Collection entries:
----------------

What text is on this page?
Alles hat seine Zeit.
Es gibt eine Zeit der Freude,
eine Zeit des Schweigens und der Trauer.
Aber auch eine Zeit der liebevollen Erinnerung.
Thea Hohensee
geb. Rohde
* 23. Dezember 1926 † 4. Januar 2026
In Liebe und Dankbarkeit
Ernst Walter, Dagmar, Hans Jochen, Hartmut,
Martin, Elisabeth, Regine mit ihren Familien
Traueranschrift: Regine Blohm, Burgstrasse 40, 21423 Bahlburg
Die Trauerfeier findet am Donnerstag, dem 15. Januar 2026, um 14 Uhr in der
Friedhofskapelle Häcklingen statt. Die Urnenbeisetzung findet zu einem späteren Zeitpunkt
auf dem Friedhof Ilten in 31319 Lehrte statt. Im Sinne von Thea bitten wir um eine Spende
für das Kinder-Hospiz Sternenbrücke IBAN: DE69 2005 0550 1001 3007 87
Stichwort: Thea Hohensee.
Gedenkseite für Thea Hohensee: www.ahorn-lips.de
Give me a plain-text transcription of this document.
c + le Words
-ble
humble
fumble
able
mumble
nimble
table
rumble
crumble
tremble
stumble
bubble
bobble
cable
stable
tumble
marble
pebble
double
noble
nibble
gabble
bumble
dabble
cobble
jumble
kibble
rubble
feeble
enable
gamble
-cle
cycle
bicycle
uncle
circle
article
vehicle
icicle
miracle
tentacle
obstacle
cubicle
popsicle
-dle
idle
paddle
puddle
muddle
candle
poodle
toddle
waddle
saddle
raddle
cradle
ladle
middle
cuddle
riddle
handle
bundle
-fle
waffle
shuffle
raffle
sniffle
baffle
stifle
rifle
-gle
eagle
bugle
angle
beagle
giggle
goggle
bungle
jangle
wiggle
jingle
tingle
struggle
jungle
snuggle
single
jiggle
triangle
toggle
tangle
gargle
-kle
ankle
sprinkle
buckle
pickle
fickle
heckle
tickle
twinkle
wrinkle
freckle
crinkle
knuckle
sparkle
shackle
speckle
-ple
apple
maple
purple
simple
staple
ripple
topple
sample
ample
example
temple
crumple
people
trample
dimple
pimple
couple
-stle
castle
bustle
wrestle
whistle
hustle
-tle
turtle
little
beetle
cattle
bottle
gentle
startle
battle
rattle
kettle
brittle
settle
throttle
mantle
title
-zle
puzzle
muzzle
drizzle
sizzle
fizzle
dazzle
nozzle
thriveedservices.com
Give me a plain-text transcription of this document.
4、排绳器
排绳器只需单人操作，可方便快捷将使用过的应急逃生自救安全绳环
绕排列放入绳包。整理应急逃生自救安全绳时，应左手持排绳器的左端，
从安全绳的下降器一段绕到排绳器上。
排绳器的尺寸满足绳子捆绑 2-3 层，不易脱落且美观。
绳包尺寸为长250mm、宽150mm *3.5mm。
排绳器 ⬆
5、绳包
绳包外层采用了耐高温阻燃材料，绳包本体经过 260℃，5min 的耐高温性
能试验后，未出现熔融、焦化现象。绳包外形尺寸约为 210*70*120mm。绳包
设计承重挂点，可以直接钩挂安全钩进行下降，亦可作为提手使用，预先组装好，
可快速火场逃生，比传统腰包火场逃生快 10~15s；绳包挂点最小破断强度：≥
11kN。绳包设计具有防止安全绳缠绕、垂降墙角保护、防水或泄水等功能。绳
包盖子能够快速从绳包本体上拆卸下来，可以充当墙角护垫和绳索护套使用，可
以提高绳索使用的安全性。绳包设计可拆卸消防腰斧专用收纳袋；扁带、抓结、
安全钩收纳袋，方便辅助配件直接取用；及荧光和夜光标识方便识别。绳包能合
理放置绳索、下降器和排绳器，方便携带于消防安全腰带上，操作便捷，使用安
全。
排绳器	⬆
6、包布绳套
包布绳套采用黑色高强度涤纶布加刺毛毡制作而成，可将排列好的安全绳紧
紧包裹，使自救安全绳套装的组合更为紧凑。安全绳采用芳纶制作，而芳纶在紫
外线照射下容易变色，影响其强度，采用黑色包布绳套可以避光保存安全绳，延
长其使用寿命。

----------------

• **Set problem**: Output an exact copy of each record.

• **Solution to this exercise**:
What text is on this page?
Alles hat seine Zeit.
Es gibt eine Zeit der Freude,
eine Zeit des Schweigens und der Trauer.
Aber auch eine Zeit der liebevollen Erinnerung.
Thea Hohensee
geb. Rohde
* 23. Dezember 1926 † 4. Januar 2026
In Liebe und Dankbarkeit
Ernst Walter, Dagmar, Hans Jochen, Hartmut,
Martin, Elisabeth, Regine mit ihren Familien
Traueranschrift: Regine Blohm, Burgstrasse 40, 21423 Bahlburg
Die Trauerfeier findet am Donnerstag, dem 15. Januar 2026, um 14 Uhr in der
Friedhofskapelle Häcklingen statt. Die Urnenbeisetzung findet zu einem späteren Zeitpunkt
auf dem Friedhof Ilten in 31319 Lehrte statt. Im Sinne von Thea bitten wir um eine Spende
für das Kinder-Hospiz Sternenbrücke IBAN: DE69 2005 0550 1001 3007 87
Stichwort: Thea Hohensee.
Gedenkseite für Thea Hohensee: www.ahorn-lips.de
Give me a plain-text transcription of this document.
c + le Words
-ble
humble
fumble
able
mumble
nimble
table
rumble
crumble
tremble
stumble
bubble
bobble
cable
stable
tumble
marble
pebble
double
noble
nibble
gabble
bumble
dabble
cobble
jumble
kibble
rubble
feeble
enable
gamble
-cle
cycle
bicycle
uncle
circle
article
vehicle
icicle
miracle
tentacle
obstacle
cubicle
popsicle
-dle
idle
paddle
puddle
muddle
candle
poodle
toddle
waddle
saddle
raddle
cradle
ladle
middle
cuddle
riddle
handle
bundle
-fle
waffle
shuffle
raffle
sniffle
baffle
stifle
rifle
-gle
eagle
bugle
angle
beagle
giggle
goggle
bungle
jangle
wiggle
jingle
tingle
struggle
jungle
snuggle
single
jiggle
triangle
toggle
tangle
gargle
-kle
ankle
sprinkle
buckle
pickle
fickle
heckle
tickle
twinkle
wrinkle
freckle
crinkle
knuckle
sparkle
shackle
speckle
-ple
apple
maple
purple
simple
staple
ripple
topple
sample
ample
example
temple
crumple
people
trample
dimple
pimple
couple
-stle
castle
bustle
wrestle
whistle
hustle
-tle
turtle
little
beetle
cattle
bottle
gentle
startle
battle
rattle
kettle
brittle
settle
throttle
mantle
title
-zle
puzzle
muzzle
drizzle
sizzle
fizzle
dazzle
nozzle
thriveedservices.com
Give me a plain-text transcription of this document.
4、排绳器
排绳器只需单人操作，可方便快捷将使用过的应急逃生自救安全绳环
绕排列放入绳包。整理应急逃生自救安全绳时，应左手持排绳器的左端，
从安全绳的下降器一段绕到排绳器上。
排绳器的尺寸满足绳子捆绑 2-3 层，不易脱落且美观。
绳包尺寸为长250mm、宽150mm *3.5mm。
排绳器 ⬆
5、绳包
绳包外层采用了耐高温阻燃材料，绳包本体经过 260℃，5min 的耐高温性
能试验后，未出现熔融、焦化现象。绳包外形尺寸约为 210*70*120mm。绳包
设计承重挂点，可以直接钩挂安全钩进行下降，亦可作为提手使用，预先组装好，
可快速火场逃生，比传统腰包火场逃生快 10~15s；绳包挂点最小破断强度：≥
11kN。绳包设计具有防止安全绳缠绕、垂降墙角保护、防水或泄水等功能。绳
包盖子能够快速从绳包本体上拆卸下来，可以充当墙角护垫和绳索护套使用，可
以提高绳索使用的安全性。绳包设计可拆卸消防腰斧专用收纳袋；扁带、抓结、
安全钩收纳袋，方便辅助配件直接取用；及荧光和夜光标识方便识别。绳包能合
理放置绳索、下降器和排绳器，方便携带于消防安全腰带上，操作便捷，使用安
全。
排绳器	⬆
6、包布绳套
包布绳套采用黑色高强度涤纶布加刺毛毡制作而成，可将排列好的安全绳紧
紧包裹，使自救安全绳套装的组合更为紧凑。安全绳采用芳纶制作，而芳纶在紫
外线照射下容易变色，影响其强度，采用黑色包布绳套可以避光保存安全绳，延
长其使用寿命。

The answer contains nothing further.